The request: Every line below is to be quoted exactly, with nothing added or dropped.

Extracted entries:
%%
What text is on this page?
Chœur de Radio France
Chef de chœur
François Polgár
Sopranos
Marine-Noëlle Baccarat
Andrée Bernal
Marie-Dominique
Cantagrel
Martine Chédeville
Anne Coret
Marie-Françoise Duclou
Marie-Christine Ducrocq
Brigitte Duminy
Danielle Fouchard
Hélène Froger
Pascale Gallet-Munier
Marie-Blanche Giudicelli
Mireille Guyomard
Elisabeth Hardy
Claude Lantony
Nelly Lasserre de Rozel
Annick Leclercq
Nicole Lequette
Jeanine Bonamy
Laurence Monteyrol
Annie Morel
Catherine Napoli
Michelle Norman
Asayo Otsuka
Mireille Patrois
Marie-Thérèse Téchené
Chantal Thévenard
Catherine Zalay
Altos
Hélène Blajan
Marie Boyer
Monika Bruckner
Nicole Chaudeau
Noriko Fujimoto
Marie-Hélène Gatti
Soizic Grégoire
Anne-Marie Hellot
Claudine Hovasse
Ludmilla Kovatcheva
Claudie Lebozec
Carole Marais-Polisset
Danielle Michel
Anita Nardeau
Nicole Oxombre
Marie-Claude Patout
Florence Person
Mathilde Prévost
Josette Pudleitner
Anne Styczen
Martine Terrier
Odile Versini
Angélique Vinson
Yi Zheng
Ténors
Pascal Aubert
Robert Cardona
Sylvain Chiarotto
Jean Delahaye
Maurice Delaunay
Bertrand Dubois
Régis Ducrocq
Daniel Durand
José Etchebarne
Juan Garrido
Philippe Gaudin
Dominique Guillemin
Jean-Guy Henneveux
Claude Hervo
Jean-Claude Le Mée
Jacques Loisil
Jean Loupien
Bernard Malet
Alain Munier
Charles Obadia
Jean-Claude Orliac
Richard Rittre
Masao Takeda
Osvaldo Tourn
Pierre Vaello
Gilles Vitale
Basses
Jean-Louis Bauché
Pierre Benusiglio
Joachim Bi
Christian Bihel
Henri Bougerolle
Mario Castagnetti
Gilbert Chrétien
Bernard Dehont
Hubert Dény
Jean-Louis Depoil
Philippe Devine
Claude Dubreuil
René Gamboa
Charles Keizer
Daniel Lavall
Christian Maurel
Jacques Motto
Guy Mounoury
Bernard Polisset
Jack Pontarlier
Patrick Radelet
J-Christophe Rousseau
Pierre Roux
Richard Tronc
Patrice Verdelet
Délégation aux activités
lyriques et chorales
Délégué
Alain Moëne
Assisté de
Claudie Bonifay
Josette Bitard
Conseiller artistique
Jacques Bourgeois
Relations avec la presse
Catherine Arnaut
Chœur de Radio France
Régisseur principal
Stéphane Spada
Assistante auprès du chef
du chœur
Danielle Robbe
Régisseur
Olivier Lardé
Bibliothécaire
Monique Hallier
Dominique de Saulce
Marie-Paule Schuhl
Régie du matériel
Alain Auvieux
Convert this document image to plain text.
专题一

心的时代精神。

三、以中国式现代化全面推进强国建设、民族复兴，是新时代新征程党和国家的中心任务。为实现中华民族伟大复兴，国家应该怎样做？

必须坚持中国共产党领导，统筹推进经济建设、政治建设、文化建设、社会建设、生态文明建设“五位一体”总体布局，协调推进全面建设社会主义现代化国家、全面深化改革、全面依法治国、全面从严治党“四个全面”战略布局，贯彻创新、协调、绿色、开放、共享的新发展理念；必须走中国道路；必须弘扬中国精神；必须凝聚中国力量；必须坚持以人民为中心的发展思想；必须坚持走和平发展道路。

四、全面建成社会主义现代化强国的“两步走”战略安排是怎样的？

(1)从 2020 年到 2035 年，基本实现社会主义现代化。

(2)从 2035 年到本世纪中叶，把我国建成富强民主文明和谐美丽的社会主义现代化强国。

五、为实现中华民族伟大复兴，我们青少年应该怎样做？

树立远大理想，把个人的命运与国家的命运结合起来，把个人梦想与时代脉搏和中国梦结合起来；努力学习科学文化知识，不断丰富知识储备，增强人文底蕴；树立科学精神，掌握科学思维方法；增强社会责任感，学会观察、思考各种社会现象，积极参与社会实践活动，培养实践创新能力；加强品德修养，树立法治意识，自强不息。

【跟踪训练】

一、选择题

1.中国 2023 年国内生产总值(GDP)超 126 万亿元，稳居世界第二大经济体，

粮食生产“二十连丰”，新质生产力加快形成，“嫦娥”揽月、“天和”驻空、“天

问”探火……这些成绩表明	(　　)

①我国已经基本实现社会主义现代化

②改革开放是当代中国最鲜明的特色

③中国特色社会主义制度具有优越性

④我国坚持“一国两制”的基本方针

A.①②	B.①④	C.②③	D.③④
%%
Result of this exercise:
What text is on this page?
Chœur de Radio France
Chef de chœur
François Polgár
Sopranos
Marine-Noëlle Baccarat
Andrée Bernal
Marie-Dominique
Cantagrel
Martine Chédeville
Anne Coret
Marie-Françoise Duclou
Marie-Christine Ducrocq
Brigitte Duminy
Danielle Fouchard
Hélène Froger
Pascale Gallet-Munier
Marie-Blanche Giudicelli
Mireille Guyomard
Elisabeth Hardy
Claude Lantony
Nelly Lasserre de Rozel
Annick Leclercq
Nicole Lequette
Jeanine Bonamy
Laurence Monteyrol
Annie Morel
Catherine Napoli
Michelle Norman
Asayo Otsuka
Mireille Patrois
Marie-Thérèse Téchené
Chantal Thévenard
Catherine Zalay
Altos
Hélène Blajan
Marie Boyer
Monika Bruckner
Nicole Chaudeau
Noriko Fujimoto
Marie-Hélène Gatti
Soizic Grégoire
Anne-Marie Hellot
Claudine Hovasse
Ludmilla Kovatcheva
Claudie Lebozec
Carole Marais-Polisset
Danielle Michel
Anita Nardeau
Nicole Oxombre
Marie-Claude Patout
Florence Person
Mathilde Prévost
Josette Pudleitner
Anne Styczen
Martine Terrier
Odile Versini
Angélique Vinson
Yi Zheng
Ténors
Pascal Aubert
Robert Cardona
Sylvain Chiarotto
Jean Delahaye
Maurice Delaunay
Bertrand Dubois
Régis Ducrocq
Daniel Durand
José Etchebarne
Juan Garrido
Philippe Gaudin
Dominique Guillemin
Jean-Guy Henneveux
Claude Hervo
Jean-Claude Le Mée
Jacques Loisil
Jean Loupien
Bernard Malet
Alain Munier
Charles Obadia
Jean-Claude Orliac
Richard Rittre
Masao Takeda
Osvaldo Tourn
Pierre Vaello
Gilles Vitale
Basses
Jean-Louis Bauché
Pierre Benusiglio
Joachim Bi
Christian Bihel
Henri Bougerolle
Mario Castagnetti
Gilbert Chrétien
Bernard Dehont
Hubert Dény
Jean-Louis Depoil
Philippe Devine
Claude Dubreuil
René Gamboa
Charles Keizer
Daniel Lavall
Christian Maurel
Jacques Motto
Guy Mounoury
Bernard Polisset
Jack Pontarlier
Patrick Radelet
J-Christophe Rousseau
Pierre Roux
Richard Tronc
Patrice Verdelet
Délégation aux activités
lyriques et chorales
Délégué
Alain Moëne
Assisté de
Claudie Bonifay
Josette Bitard
Conseiller artistique
Jacques Bourgeois
Relations avec la presse
Catherine Arnaut
Chœur de Radio France
Régisseur principal
Stéphane Spada
Assistante auprès du chef
du chœur
Danielle Robbe
Régisseur
Olivier Lardé
Bibliothécaire
Monique Hallier
Dominique de Saulce
Marie-Paule Schuhl
Régie du matériel
Alain Auvieux
Convert this document image to plain text.
专题一

心的时代精神。

三、以中国式现代化全面推进强国建设、民族复兴，是新时代新征程党和国家的中心任务。为实现中华民族伟大复兴，国家应该怎样做？

必须坚持中国共产党领导，统筹推进经济建设、政治建设、文化建设、社会建设、生态文明建设“五位一体”总体布局，协调推进全面建设社会主义现代化国家、全面深化改革、全面依法治国、全面从严治党“四个全面”战略布局，贯彻创新、协调、绿色、开放、共享的新发展理念；必须走中国道路；必须弘扬中国精神；必须凝聚中国力量；必须坚持以人民为中心的发展思想；必须坚持走和平发展道路。

四、全面建成社会主义现代化强国的“两步走”战略安排是怎样的？

(1)从 2020 年到 2035 年，基本实现社会主义现代化。

(2)从 2035 年到本世纪中叶，把我国建成富强民主文明和谐美丽的社会主义现代化强国。

五、为实现中华民族伟大复兴，我们青少年应该怎样做？

树立远大理想，把个人的命运与国家的命运结合起来，把个人梦想与时代脉搏和中国梦结合起来；努力学习科学文化知识，不断丰富知识储备，增强人文底蕴；树立科学精神，掌握科学思维方法；增强社会责任感，学会观察、思考各种社会现象，积极参与社会实践活动，培养实践创新能力；加强品德修养，树立法治意识，自强不息。

【跟踪训练】

一、选择题

1.中国 2023 年国内生产总值(GDP)超 126 万亿元，稳居世界第二大经济体，

粮食生产“二十连丰”，新质生产力加快形成，“嫦娥”揽月、“天和”驻空、“天

问”探火……这些成绩表明	(　　)

①我国已经基本实现社会主义现代化

②改革开放是当代中国最鲜明的特色

③中国特色社会主义制度具有优越性

④我国坚持“一国两制”的基本方针

A.①②	B.①④	C.②③	D.③④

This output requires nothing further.